- Short exercise
Pull out every line below holding the word "Asortyment".

Saved data entries:
============
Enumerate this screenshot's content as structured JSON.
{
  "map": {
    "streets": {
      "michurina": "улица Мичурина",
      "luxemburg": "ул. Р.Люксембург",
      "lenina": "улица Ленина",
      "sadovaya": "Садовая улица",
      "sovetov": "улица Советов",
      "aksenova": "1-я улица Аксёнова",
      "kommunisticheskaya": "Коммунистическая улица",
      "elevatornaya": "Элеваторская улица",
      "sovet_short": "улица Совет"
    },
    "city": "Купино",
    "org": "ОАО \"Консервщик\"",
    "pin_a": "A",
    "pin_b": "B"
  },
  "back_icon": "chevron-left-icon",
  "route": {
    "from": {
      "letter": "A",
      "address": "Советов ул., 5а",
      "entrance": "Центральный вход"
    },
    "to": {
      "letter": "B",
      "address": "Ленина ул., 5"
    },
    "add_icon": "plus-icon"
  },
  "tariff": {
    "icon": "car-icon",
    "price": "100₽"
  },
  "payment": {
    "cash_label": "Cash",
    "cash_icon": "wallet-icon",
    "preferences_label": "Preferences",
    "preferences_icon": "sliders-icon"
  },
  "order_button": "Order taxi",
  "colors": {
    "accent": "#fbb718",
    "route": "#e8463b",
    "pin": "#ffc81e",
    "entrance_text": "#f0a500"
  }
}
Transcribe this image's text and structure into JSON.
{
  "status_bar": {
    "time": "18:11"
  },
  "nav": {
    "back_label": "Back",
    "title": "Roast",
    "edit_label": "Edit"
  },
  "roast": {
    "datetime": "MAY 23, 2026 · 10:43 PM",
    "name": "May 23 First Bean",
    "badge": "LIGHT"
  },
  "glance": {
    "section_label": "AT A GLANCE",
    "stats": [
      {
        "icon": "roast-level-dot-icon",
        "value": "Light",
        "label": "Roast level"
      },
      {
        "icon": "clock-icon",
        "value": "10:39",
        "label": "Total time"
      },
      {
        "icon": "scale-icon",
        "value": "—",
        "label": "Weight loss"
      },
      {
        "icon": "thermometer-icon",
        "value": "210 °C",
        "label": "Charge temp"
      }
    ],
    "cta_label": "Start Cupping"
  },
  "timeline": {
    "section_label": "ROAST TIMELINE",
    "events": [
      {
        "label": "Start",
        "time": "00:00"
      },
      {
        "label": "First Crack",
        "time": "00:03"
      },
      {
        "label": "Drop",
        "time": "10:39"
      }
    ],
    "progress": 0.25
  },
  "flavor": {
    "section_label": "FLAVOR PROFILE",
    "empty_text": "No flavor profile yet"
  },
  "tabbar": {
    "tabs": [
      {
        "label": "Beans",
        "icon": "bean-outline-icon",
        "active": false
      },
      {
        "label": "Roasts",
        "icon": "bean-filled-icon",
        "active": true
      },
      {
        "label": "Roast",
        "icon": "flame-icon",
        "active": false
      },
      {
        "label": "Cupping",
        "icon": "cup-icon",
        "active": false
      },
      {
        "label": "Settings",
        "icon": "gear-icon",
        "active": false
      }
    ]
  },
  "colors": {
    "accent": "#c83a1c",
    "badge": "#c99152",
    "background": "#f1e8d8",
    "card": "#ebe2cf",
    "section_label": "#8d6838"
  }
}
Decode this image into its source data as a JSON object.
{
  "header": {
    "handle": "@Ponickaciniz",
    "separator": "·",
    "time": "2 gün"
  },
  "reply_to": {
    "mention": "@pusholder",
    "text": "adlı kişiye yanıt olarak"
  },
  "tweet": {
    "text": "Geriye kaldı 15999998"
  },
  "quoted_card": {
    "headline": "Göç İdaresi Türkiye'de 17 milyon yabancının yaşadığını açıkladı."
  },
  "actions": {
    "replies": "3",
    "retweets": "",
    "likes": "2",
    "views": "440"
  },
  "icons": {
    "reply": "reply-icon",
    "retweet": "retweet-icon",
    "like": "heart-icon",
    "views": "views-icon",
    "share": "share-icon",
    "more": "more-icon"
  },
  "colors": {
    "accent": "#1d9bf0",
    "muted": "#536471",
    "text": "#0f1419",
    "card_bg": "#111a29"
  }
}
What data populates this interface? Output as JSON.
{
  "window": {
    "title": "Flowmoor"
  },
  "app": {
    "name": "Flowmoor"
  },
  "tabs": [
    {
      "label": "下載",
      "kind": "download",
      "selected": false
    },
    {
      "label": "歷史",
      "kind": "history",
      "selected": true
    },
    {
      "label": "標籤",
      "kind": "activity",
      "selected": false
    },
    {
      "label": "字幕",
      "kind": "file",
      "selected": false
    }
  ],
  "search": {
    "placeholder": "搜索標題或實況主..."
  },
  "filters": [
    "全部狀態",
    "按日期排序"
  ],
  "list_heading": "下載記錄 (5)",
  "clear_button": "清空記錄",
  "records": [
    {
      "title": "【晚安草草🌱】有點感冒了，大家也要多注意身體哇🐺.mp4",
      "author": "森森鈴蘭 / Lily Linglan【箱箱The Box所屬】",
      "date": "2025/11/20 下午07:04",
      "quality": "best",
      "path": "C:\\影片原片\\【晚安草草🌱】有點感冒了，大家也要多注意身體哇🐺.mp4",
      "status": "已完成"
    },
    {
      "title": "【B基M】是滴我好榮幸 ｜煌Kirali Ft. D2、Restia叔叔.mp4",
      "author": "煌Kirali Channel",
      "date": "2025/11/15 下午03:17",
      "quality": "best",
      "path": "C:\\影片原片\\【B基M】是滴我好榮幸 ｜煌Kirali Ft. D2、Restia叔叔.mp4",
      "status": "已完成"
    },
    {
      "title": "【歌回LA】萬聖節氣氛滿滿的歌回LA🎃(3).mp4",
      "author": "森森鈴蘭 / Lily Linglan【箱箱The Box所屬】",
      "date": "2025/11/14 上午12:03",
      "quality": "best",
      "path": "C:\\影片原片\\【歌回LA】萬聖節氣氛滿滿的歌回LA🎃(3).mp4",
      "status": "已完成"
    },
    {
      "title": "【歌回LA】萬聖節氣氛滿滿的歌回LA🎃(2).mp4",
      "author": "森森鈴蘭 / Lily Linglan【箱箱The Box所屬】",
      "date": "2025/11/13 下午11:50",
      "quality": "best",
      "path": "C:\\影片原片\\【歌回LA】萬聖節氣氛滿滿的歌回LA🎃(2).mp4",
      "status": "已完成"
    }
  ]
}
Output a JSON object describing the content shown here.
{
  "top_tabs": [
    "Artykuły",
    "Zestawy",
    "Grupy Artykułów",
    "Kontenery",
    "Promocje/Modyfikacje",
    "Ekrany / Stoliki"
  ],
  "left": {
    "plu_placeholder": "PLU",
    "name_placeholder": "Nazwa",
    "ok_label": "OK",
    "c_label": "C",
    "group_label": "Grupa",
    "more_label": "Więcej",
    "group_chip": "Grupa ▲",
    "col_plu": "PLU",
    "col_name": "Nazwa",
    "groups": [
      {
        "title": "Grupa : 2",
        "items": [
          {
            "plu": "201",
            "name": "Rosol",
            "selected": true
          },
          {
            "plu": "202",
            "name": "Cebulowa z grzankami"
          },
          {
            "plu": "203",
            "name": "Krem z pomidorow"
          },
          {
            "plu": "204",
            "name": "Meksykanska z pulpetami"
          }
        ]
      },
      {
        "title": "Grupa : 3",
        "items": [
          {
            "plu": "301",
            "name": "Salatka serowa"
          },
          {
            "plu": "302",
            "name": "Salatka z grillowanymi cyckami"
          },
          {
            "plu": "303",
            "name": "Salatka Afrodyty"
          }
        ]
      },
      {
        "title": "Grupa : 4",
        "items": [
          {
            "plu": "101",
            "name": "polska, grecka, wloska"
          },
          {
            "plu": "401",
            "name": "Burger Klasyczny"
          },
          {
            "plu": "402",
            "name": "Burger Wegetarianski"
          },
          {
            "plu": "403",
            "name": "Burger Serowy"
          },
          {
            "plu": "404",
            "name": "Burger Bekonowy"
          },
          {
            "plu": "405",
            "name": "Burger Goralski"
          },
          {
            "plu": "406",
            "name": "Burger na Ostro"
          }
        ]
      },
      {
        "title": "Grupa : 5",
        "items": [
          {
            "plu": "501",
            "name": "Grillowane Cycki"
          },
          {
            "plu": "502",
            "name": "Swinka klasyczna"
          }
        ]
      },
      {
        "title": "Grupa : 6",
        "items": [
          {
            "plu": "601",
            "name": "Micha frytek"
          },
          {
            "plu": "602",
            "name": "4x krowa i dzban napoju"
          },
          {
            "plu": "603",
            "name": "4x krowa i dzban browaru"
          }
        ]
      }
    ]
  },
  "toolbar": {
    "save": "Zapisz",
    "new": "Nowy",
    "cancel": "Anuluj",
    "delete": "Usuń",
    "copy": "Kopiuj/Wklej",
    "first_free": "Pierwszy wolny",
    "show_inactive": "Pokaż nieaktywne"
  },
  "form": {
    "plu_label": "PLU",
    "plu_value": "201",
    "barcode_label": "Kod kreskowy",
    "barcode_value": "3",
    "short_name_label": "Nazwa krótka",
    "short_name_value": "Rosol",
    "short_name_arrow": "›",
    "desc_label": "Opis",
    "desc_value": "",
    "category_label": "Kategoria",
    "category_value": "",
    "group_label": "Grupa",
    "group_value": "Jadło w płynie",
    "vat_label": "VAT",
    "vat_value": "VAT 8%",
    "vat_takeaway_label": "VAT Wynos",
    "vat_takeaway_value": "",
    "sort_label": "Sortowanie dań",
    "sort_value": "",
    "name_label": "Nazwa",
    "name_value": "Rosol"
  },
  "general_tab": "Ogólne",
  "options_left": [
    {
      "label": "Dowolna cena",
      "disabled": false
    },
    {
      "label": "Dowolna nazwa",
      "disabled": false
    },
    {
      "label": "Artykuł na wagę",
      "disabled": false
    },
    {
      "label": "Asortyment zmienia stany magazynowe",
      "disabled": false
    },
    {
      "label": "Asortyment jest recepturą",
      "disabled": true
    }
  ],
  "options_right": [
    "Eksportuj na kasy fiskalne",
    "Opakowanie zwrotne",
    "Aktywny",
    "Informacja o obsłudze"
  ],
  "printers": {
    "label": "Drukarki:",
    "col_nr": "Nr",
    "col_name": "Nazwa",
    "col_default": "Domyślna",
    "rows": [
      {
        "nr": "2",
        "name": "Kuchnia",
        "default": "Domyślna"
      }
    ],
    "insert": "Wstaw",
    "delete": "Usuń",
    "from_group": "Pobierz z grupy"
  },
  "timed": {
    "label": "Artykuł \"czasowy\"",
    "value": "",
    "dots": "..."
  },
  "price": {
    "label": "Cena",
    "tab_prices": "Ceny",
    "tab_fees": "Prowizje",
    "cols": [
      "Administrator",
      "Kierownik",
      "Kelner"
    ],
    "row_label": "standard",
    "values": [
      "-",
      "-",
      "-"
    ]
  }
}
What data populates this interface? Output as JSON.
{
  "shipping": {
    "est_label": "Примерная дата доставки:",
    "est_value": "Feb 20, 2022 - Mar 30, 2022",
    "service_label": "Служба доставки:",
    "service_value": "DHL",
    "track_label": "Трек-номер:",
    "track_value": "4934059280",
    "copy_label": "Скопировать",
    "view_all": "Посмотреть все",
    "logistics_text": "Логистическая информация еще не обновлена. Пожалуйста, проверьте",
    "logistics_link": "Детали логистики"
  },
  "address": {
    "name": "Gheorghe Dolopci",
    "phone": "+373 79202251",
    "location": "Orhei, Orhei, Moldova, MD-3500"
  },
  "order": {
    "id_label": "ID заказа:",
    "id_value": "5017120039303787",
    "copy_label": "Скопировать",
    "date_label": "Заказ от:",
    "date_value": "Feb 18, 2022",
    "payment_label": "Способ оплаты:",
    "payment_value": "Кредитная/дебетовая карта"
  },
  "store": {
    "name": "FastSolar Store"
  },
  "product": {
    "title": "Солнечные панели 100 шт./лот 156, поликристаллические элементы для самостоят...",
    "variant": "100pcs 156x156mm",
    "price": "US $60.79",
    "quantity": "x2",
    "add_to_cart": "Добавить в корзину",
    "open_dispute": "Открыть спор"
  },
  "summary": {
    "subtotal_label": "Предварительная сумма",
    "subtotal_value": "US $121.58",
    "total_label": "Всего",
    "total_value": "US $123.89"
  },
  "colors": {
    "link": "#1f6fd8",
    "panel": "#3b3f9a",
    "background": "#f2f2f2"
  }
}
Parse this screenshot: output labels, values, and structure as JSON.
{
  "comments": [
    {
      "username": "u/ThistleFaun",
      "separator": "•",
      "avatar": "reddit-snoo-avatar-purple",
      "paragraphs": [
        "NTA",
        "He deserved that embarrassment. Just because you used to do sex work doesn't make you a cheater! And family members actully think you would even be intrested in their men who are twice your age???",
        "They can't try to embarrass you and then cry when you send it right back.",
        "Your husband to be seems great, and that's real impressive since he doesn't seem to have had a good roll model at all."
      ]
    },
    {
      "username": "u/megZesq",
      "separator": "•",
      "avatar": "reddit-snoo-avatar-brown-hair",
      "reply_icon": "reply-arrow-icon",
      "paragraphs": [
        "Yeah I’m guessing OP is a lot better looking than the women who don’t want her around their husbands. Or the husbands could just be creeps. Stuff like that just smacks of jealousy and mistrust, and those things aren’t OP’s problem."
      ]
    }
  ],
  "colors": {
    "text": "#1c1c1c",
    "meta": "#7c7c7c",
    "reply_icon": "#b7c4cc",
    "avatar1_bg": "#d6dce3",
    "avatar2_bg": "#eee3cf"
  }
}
============
- Answer to this task
      "label": "Asortyment zmienia stany magazynowe",
      "label": "Asortyment jest recepturą",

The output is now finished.